SUPPLIED INFORMATION:

* start *

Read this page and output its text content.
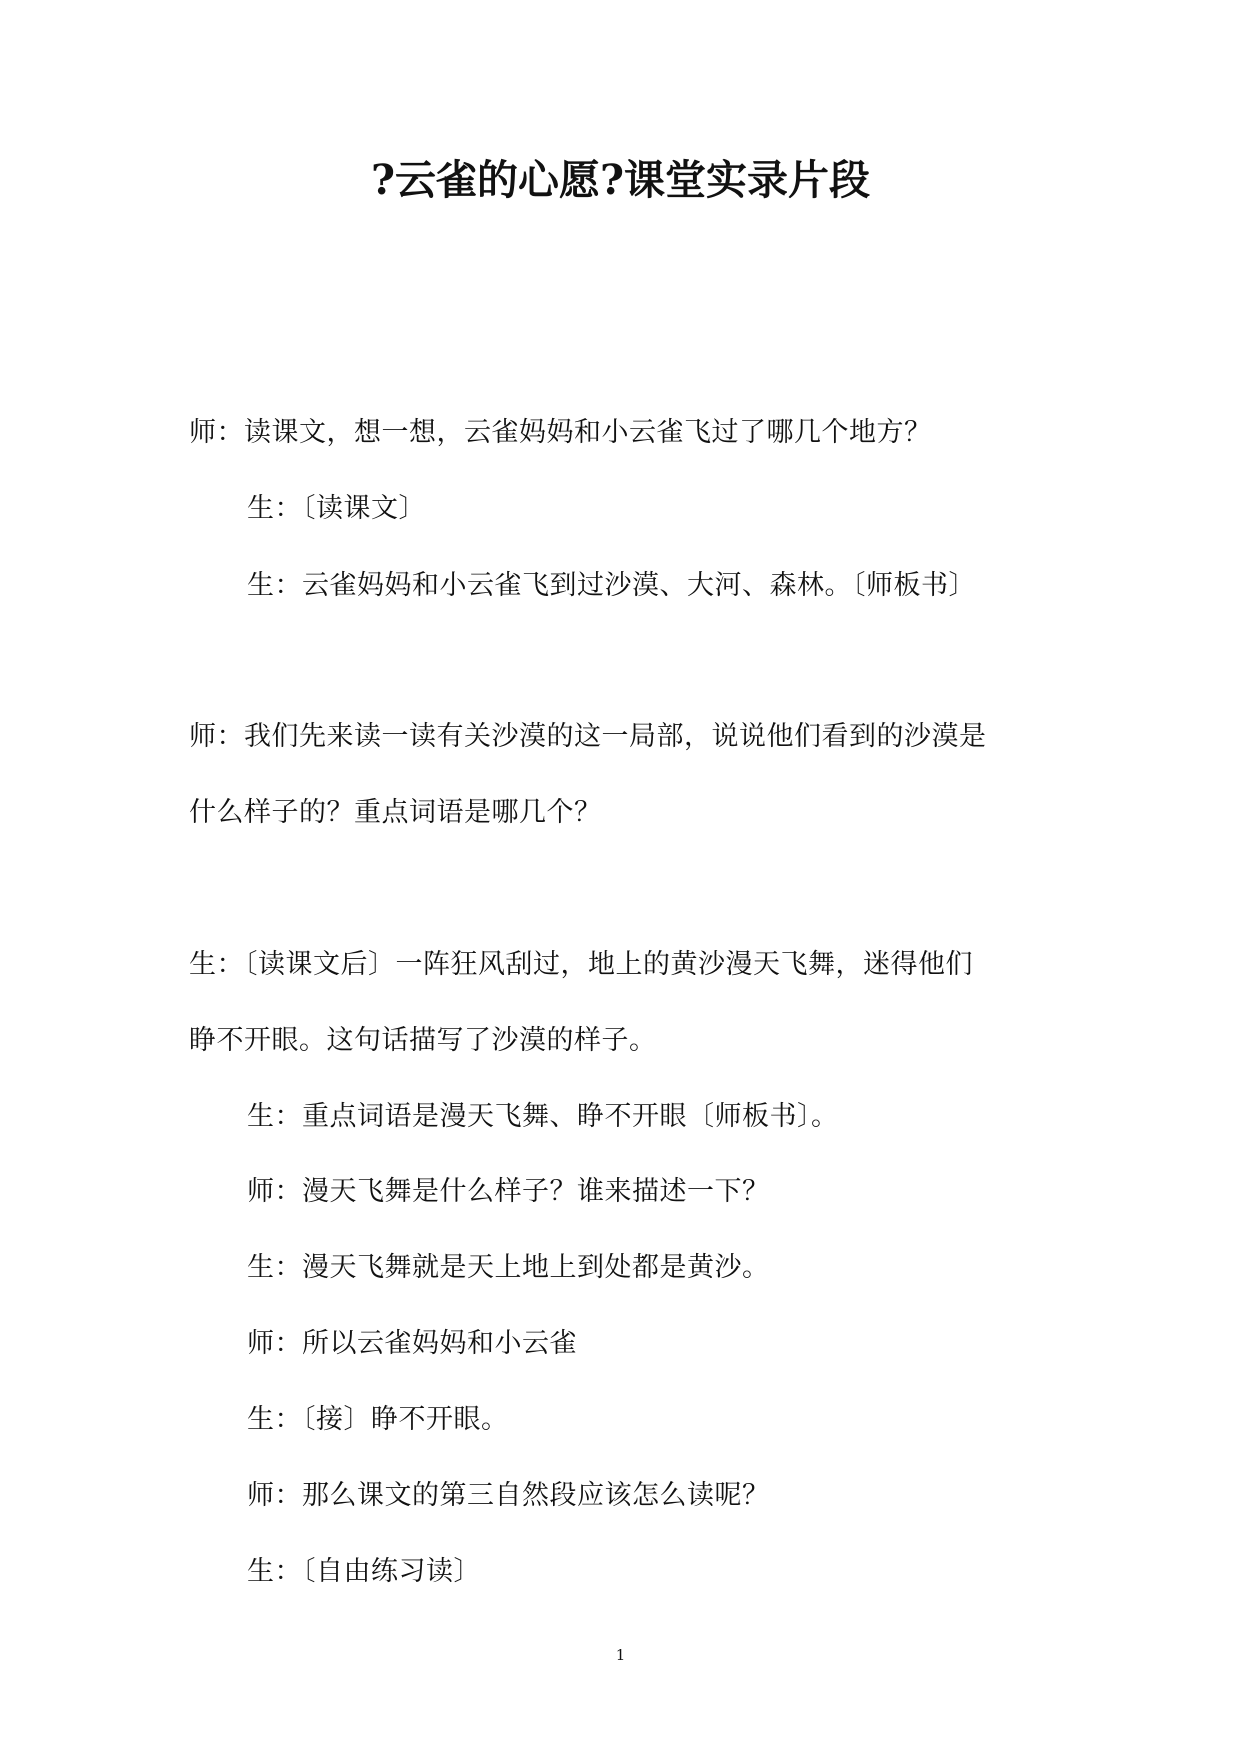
?云雀的心愿?课堂实录片段
师：读课文，想一想，云雀妈妈和小云雀飞过了哪几个地方？
生：〔读课文〕
生：云雀妈妈和小云雀飞到过沙漠、大河、森林。〔师板书〕
师：我们先来读一读有关沙漠的这一局部，说说他们看到的沙漠是
什么样子的？重点词语是哪几个？
生：〔读课文后〕一阵狂风刮过，地上的黄沙漫天飞舞，迷得他们
睁不开眼。这句话描写了沙漠的样子。
生：重点词语是漫天飞舞、睁不开眼〔师板书〕。
师：漫天飞舞是什么样子？谁来描述一下？
生：漫天飞舞就是天上地上到处都是黄沙。
师：所以云雀妈妈和小云雀
生：〔接〕睁不开眼。
师：那么课文的第三自然段应该怎么读呢？
生：〔自由练习读〕
1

* end *

JOB: Leave out the pictures and transcribe everything else exactly.

ANSWER FOR THE TASK:
Read this page and output its text content.
?云雀的心愿?课堂实录片段
师：读课文，想一想，云雀妈妈和小云雀飞过了哪几个地方？
生：〔读课文〕
生：云雀妈妈和小云雀飞到过沙漠、大河、森林。〔师板书〕
师：我们先来读一读有关沙漠的这一局部，说说他们看到的沙漠是
什么样子的？重点词语是哪几个？
生：〔读课文后〕一阵狂风刮过，地上的黄沙漫天飞舞，迷得他们
睁不开眼。这句话描写了沙漠的样子。
生：重点词语是漫天飞舞、睁不开眼〔师板书〕。
师：漫天飞舞是什么样子？谁来描述一下？
生：漫天飞舞就是天上地上到处都是黄沙。
师：所以云雀妈妈和小云雀
生：〔接〕睁不开眼。
师：那么课文的第三自然段应该怎么读呢？
生：〔自由练习读〕
1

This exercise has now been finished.